Required tasks:
A - In the heat pump comparison, what rated power input is listed for the inverter-controlled unit?
B - Rewrite the heat pump comparison from "COP for A3/W35" through "an exact comparison.", changing "Mitsubishi Ecodan" to "Ecodan".

Passage to read:
· · · ·
It's pretty clear that they look to be very much like are imported Chinese-made units, albeit fitted with a Mitsubishi compressor unit.  Looking at the spec linked to above, for the inverter controlled unit, then it's possible to have a guess at some COP figures:

 

Rated Capacity @35°C Water/ 20°C Ambient  17.0kw
Rated Capacity @35°C Water/ 7°C Ambient  13.6kw
Rated Capacity @45°C Water/ 20°C Ambient  14.9kw
Rated Capacity @45°C Water/ 7°C Ambient  13.0kw
Rated Capacity @7°C Water/ 25°C Ambient  9.9kw
 

We can either assume that the above performance is using the rated power input, or that it's using the max power input:

 

Rated Power Input  3.9kw/18.5A
Max Power Input  4.7kw/21.3A

 

Converting the performance figures to COP using the rated power input gives (I've highlighted the most meaningful ones, heating and hot water in cool conditions - they don't give any cold weather performance data):

 

COP for A20/W35 = 4.36

COP for A7/W35 = 3.49

COP for A20/W45 = 3.82

COP for A7/W45 = 3.33

COP for A25/W7 (cooling mode) = 2.54

 

Converting the performance figures to COP using the max power input gives (same highlights as above):

 

COP for A20/W35 = 3.62

COP for A7/W35 = 2.89

COP for A20/W45 = 3.17

COP for A7/W45 = 2.77

COP for A25/W7 (cooling mode) = 2.11

 

For comparison, the performance data for a Mitsubishi Ecodan 14 kW inverter controlled ASHP is (and Mitsubishi make it clear that their data is based on the maximum input power):

 

COP for A7/W35 = 3.87

COP for A3/W35 = 2.91

COP for A7/W55 = 3.12

 

So, why does a Mitsubishi ASHP, that uses the same compressor as the Cool Energy unit, perform so much better than the Cool Energy unit?  The difference is marked, bearing in mind that the max input power should be used for the comparison.  Taking the A7/W35 condition, then the  Mitsubishi Ecodan uses about 2.584 kW to deliver 10 kW of heat, whilst the Cool Energy unit uses 3.46 kW to deliver the same 10 kW of heat, so for that condition would cost ~ 34% more to run.  The same sort of difference seems to apply for other conditions, although as Cool Energy don't actually give performance figures for either relatively cold air (the 3°C condition) or hot water at 55°C, it's hard to make an exact comparison.
· · · ·
Material provided:
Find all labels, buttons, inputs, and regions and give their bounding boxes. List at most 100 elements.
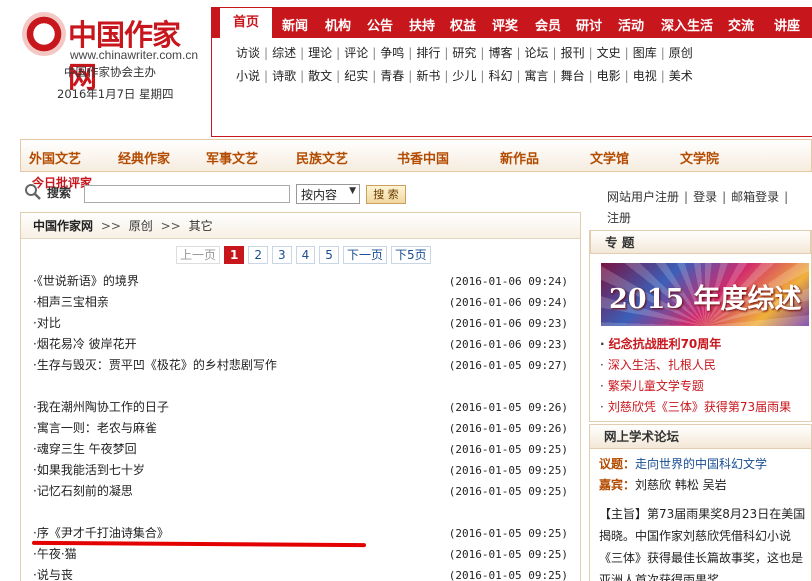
· · · ·
Answer list:
A - 3.9 kW (18.5 A)

B -
COP for A3/W35 = 2.91

COP for A7/W55 = 3.12

 

So, why does a Mitsubishi ASHP, that uses the same compressor as the Cool Energy unit, perform so much better than the Cool Energy unit?  The difference is marked, bearing in mind that the max input power should be used for the comparison.  Taking the A7/W35 condition, then the  Ecodan uses about 2.584 kW to deliver 10 kW of heat, whilst the Cool Energy unit uses 3.46 kW to deliver the same 10 kW of heat, so for that condition would cost ~ 34% more to run.  The same sort of difference seems to apply for other conditions, although as Cool Energy don't actually give performance figures for either relatively cold air (the 3°C condition) or hot water at 55°C, it's hard to make an exact comparison.